Work out how many lines include "ffffff" and answer with that number only.

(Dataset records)
◆ ◆ ◆ ◆
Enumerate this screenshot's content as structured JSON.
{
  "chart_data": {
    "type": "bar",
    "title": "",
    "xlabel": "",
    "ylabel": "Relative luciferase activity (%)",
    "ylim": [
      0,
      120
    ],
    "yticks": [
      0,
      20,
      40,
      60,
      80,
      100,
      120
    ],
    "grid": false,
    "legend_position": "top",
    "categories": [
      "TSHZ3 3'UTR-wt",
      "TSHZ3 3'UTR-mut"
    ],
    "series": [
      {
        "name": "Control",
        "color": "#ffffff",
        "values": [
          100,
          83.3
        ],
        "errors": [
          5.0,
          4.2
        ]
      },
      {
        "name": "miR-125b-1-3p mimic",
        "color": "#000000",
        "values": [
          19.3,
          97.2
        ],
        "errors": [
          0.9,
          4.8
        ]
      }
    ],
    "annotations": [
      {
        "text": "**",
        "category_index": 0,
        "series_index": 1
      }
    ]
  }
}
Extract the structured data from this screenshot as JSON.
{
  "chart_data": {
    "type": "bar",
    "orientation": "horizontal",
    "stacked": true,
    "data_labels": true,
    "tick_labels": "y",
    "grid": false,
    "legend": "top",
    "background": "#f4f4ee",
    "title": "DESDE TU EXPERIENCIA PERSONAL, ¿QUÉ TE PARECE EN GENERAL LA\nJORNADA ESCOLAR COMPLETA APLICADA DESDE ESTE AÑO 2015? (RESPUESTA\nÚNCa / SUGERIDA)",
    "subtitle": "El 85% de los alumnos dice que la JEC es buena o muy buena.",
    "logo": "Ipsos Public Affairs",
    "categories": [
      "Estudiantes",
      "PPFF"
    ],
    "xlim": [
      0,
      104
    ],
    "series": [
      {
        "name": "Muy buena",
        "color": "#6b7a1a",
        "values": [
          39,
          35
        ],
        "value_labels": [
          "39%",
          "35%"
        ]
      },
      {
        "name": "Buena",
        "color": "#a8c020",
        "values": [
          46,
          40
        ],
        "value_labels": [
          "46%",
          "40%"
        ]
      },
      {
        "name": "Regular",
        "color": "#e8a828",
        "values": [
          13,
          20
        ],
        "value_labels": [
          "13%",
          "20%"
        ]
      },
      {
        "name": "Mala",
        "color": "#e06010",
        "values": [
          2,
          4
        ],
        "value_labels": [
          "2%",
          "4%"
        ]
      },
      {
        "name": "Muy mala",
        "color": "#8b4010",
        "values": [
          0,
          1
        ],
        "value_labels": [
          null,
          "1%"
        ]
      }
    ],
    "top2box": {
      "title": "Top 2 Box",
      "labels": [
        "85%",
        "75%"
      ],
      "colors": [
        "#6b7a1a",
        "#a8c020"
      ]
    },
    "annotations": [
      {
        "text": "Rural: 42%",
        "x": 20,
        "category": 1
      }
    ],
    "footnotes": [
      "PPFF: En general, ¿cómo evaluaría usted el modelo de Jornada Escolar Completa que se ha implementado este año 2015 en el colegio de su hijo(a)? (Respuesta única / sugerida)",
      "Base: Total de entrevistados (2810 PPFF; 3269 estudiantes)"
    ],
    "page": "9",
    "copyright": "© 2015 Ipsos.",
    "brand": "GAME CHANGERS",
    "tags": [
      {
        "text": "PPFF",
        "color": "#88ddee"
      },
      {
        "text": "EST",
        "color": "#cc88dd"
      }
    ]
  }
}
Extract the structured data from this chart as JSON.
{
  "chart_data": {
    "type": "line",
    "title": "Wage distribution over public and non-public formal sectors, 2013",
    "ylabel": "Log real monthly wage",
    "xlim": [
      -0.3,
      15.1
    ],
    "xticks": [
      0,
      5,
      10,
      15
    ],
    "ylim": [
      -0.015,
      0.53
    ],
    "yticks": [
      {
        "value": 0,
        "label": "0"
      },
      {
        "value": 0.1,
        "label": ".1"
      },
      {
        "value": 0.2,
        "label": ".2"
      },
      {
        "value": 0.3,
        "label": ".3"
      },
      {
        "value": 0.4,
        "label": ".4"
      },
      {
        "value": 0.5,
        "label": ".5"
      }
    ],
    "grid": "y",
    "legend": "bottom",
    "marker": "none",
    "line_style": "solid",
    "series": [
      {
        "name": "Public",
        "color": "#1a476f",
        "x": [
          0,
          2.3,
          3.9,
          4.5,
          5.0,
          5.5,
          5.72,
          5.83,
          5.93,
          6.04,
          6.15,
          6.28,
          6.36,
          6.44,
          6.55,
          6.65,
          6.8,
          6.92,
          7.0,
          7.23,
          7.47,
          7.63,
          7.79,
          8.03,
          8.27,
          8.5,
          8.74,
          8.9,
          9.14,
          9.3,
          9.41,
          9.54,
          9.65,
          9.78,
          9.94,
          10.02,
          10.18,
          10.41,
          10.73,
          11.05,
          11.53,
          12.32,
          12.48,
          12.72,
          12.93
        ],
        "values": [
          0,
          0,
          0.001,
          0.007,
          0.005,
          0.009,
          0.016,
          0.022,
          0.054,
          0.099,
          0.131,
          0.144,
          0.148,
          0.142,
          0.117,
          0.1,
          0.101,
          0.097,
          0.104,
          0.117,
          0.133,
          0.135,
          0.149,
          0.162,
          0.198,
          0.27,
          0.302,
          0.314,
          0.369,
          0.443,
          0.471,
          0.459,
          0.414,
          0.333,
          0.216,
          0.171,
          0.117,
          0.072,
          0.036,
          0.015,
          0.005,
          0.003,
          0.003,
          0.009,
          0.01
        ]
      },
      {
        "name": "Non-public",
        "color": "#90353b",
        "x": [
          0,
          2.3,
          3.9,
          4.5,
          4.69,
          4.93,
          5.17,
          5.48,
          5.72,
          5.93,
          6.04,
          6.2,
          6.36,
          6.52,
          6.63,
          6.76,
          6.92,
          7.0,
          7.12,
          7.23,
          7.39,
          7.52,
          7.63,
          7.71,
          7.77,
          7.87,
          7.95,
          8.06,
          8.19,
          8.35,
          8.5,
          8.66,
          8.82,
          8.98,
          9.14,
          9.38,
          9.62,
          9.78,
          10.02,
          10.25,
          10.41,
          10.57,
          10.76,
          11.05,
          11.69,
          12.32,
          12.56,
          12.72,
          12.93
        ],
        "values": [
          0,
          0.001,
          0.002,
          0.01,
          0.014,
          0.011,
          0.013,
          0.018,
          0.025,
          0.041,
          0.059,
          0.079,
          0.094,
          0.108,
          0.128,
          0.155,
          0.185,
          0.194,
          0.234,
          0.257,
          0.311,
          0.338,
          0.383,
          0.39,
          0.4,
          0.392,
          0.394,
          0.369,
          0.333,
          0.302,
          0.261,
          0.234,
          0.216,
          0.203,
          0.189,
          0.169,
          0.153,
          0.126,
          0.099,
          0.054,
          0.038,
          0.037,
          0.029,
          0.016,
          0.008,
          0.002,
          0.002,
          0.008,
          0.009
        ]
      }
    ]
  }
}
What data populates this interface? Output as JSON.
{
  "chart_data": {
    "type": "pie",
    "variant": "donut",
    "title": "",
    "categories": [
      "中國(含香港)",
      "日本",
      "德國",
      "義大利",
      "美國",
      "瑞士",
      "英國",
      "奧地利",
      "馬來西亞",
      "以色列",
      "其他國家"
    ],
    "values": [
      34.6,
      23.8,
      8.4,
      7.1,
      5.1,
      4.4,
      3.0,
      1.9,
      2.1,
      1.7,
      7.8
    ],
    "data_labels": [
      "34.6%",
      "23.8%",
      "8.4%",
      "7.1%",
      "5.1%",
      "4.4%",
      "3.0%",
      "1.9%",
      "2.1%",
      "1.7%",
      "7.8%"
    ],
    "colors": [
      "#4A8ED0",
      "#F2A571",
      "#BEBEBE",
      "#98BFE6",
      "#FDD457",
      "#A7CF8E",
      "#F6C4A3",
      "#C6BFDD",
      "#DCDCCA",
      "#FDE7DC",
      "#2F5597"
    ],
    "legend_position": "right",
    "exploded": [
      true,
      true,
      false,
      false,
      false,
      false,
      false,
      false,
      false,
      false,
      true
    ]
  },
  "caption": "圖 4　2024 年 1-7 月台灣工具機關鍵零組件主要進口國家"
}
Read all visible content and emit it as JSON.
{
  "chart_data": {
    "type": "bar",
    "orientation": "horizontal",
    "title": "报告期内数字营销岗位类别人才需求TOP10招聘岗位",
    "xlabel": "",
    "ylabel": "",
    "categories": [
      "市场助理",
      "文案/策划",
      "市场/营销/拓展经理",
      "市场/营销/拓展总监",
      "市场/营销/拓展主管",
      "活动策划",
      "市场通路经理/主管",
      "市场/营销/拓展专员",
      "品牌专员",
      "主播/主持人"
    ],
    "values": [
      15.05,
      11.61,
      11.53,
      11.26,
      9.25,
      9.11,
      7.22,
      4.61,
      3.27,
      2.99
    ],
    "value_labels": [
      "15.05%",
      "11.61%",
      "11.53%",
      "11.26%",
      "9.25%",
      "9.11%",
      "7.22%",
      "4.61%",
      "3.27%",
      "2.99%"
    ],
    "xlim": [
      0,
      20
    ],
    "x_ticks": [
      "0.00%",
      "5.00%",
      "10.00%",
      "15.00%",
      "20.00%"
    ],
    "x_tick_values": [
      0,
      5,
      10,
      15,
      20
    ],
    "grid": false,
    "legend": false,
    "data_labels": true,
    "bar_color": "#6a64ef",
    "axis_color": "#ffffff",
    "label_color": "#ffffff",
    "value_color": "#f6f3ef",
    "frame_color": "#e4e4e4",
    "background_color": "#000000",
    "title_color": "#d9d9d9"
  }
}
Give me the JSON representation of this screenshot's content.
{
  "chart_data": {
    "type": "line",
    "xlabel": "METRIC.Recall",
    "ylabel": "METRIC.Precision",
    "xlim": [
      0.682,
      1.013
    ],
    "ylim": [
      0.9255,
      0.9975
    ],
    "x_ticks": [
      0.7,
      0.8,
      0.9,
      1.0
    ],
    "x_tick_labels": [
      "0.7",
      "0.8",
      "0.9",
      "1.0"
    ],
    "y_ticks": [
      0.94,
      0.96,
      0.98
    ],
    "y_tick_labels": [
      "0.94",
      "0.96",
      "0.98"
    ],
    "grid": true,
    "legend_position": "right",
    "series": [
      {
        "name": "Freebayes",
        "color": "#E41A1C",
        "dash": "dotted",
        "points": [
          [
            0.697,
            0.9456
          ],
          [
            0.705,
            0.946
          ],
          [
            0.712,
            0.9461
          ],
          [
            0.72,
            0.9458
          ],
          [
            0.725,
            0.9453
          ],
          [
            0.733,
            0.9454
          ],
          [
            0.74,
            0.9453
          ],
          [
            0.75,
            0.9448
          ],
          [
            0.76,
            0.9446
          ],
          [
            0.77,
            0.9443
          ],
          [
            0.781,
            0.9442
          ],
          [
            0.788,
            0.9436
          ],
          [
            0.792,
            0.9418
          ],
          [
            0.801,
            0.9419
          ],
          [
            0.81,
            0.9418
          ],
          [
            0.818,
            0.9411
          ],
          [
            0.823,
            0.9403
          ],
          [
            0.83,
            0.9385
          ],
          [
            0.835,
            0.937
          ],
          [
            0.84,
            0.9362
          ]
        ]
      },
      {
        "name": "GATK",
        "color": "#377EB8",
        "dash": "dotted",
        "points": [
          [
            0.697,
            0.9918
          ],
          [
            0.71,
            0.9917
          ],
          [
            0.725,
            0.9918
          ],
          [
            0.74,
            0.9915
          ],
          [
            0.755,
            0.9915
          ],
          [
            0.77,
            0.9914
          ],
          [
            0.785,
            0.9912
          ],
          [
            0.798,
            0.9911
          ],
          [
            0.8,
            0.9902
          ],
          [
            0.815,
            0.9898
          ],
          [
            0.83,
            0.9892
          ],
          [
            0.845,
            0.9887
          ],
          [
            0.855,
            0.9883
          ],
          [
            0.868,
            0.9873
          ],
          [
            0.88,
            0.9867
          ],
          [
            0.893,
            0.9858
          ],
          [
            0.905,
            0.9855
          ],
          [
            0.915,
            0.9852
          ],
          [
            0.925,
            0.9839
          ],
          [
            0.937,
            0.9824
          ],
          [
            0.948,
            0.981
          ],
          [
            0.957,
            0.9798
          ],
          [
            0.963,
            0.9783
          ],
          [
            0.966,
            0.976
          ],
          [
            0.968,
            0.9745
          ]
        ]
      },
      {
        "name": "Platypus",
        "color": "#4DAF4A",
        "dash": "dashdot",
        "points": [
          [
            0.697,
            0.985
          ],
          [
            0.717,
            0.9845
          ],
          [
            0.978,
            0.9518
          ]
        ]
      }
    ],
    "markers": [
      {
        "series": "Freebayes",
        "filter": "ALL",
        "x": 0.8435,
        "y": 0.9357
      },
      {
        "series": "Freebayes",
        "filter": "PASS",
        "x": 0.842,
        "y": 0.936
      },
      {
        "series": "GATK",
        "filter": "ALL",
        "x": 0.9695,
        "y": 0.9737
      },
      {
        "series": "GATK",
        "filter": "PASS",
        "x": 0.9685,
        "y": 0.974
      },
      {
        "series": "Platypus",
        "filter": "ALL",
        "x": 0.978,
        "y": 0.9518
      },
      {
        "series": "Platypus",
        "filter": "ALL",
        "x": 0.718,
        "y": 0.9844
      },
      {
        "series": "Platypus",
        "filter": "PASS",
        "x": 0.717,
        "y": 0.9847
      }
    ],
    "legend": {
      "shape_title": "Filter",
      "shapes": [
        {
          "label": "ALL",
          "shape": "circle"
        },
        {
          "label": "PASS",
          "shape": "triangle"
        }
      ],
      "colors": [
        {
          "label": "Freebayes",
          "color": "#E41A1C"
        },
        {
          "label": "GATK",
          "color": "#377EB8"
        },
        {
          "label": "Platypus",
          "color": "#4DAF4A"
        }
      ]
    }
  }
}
◆ ◆ ◆ ◆
Response to the task »
3